Copy every line of the data that includes the string "this".

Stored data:

● ● ● ● ●

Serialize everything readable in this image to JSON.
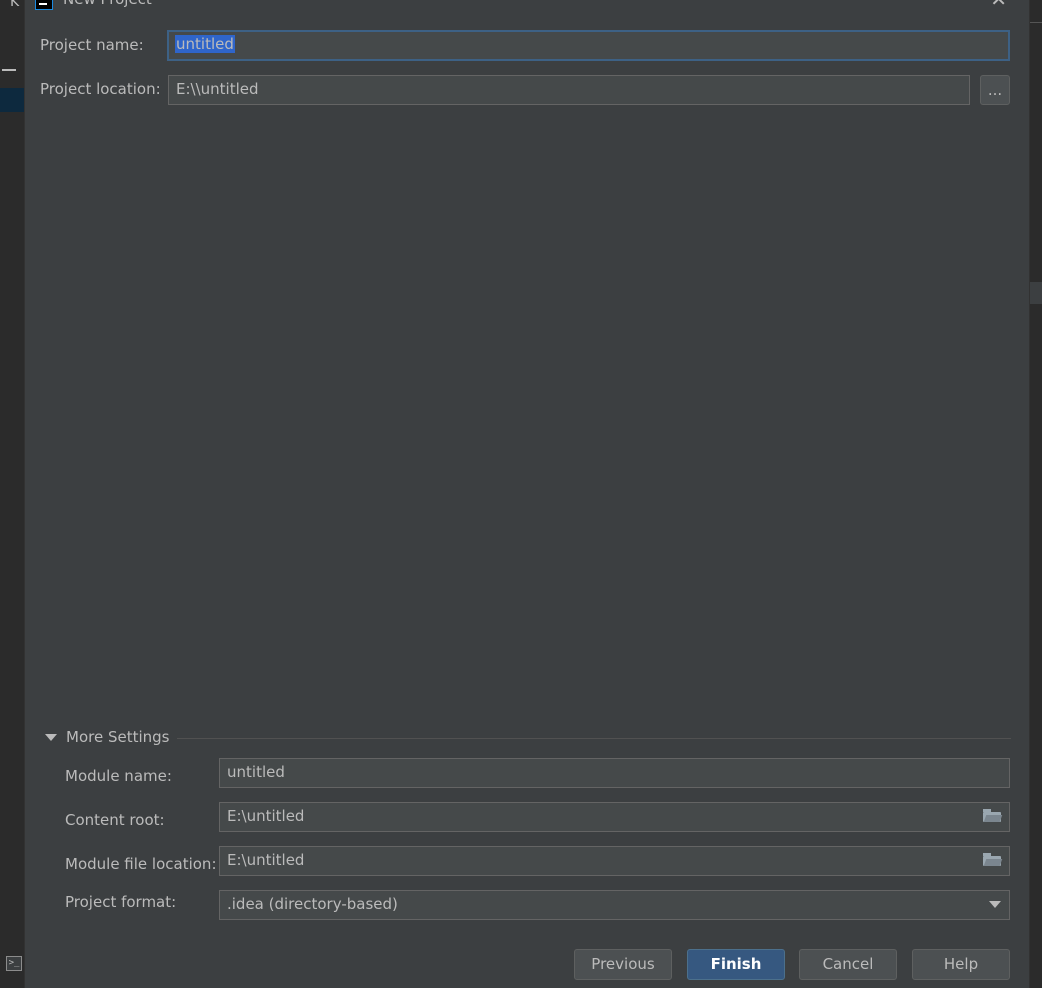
{
  "dialog": {
    "title": "New Project",
    "close_glyph": "✕"
  },
  "background": {
    "left_text": "K",
    "terminal_glyph": ">_"
  },
  "form": {
    "project_name_label": "Project name:",
    "project_name_value": "untitled",
    "project_location_label": "Project location:",
    "project_location_value": "E:\\\\untitled",
    "browse_label": "..."
  },
  "more_settings": {
    "header": "More Settings",
    "module_name_label": "Module name:",
    "module_name_value": "untitled",
    "content_root_label": "Content root:",
    "content_root_value": "E:\\untitled",
    "module_file_location_label": "Module file location:",
    "module_file_location_value": "E:\\untitled",
    "project_format_label": "Project format:",
    "project_format_value": ".idea (directory-based)"
  },
  "buttons": {
    "previous": "Previous",
    "finish": "Finish",
    "cancel": "Cancel",
    "help": "Help"
  },
  "icons": {
    "folder": "folder-icon",
    "dropdown": "chevron-down-icon",
    "expand": "triangle-down-icon",
    "close": "close-icon"
  },
  "colors": {
    "background": "#3c3f41",
    "field": "#45494a",
    "focus_border": "#3d6185",
    "selection": "#2f65ca",
    "primary_button": "#365880"
  }
}
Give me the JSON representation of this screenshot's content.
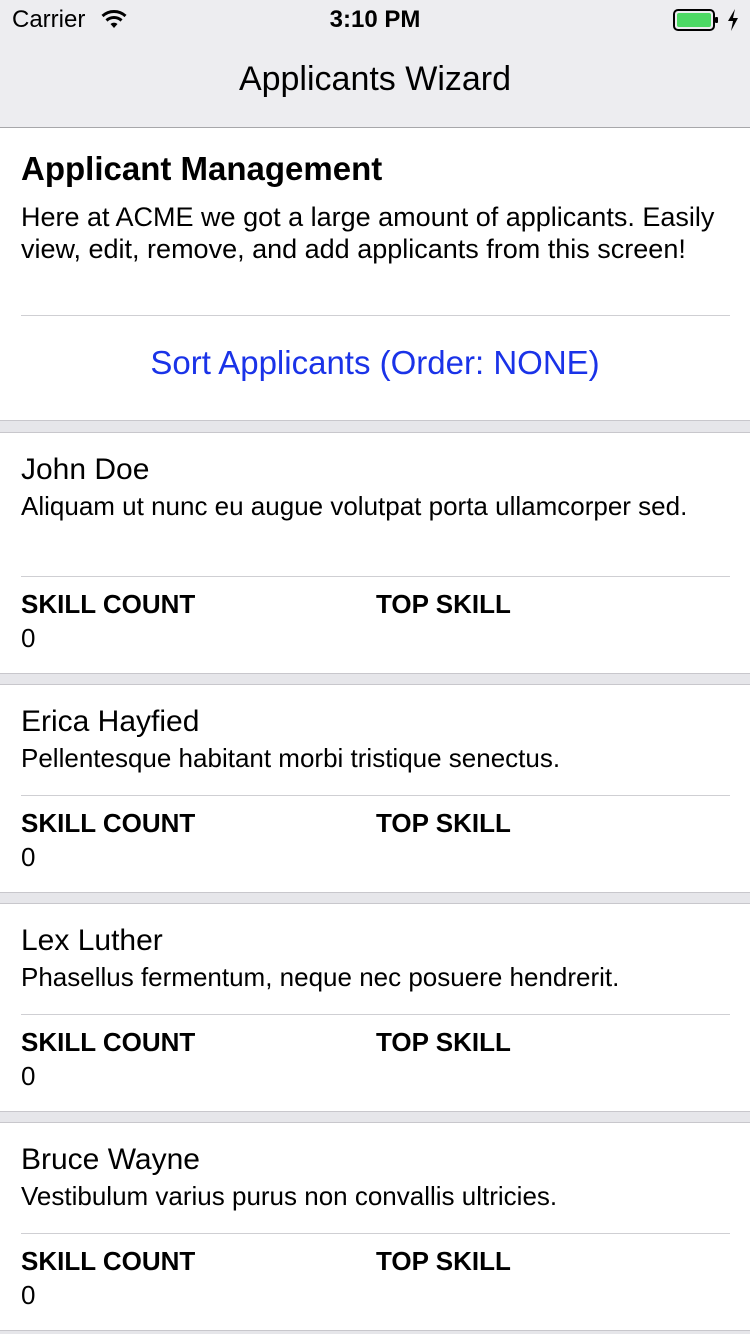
{
  "status": {
    "carrier": "Carrier",
    "time": "3:10 PM"
  },
  "nav": {
    "title": "Applicants Wizard"
  },
  "header": {
    "title": "Applicant Management",
    "description": "Here at ACME we got a large amount of applicants. Easily view, edit, remove, and add applicants from this screen!",
    "sort_label": "Sort Applicants (Order: NONE)"
  },
  "applicants": [
    {
      "name": "John Doe",
      "description": "Aliquam ut nunc eu augue volutpat porta ullamcorper sed.",
      "skill_count_label": "SKILL COUNT",
      "top_skill_label": "TOP SKILL",
      "skill_count": "0"
    },
    {
      "name": "Erica Hayfied",
      "description": "Pellentesque habitant morbi tristique senectus.",
      "skill_count_label": "SKILL COUNT",
      "top_skill_label": "TOP SKILL",
      "skill_count": "0"
    },
    {
      "name": "Lex Luther",
      "description": "Phasellus fermentum, neque nec posuere hendrerit.",
      "skill_count_label": "SKILL COUNT",
      "top_skill_label": "TOP SKILL",
      "skill_count": "0"
    },
    {
      "name": "Bruce Wayne",
      "description": "Vestibulum varius purus non convallis ultricies.",
      "skill_count_label": "SKILL COUNT",
      "top_skill_label": "TOP SKILL",
      "skill_count": "0"
    }
  ],
  "colors": {
    "accent": "#1a33e8",
    "battery": "#4cd964",
    "bar_bg": "#ededf0"
  },
  "icons": {
    "wifi": "wifi-icon",
    "battery": "battery-icon",
    "charging": "charging-bolt-icon"
  }
}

● ● ● ● ●

▸ **Exercise result**:
Serialize everything readable in this image to JSON.
Give me the JSON representation of this screenshot's content.
    "description": "Here at ACME we got a large amount of applicants. Easily view, edit, remove, and add applicants from this screen!",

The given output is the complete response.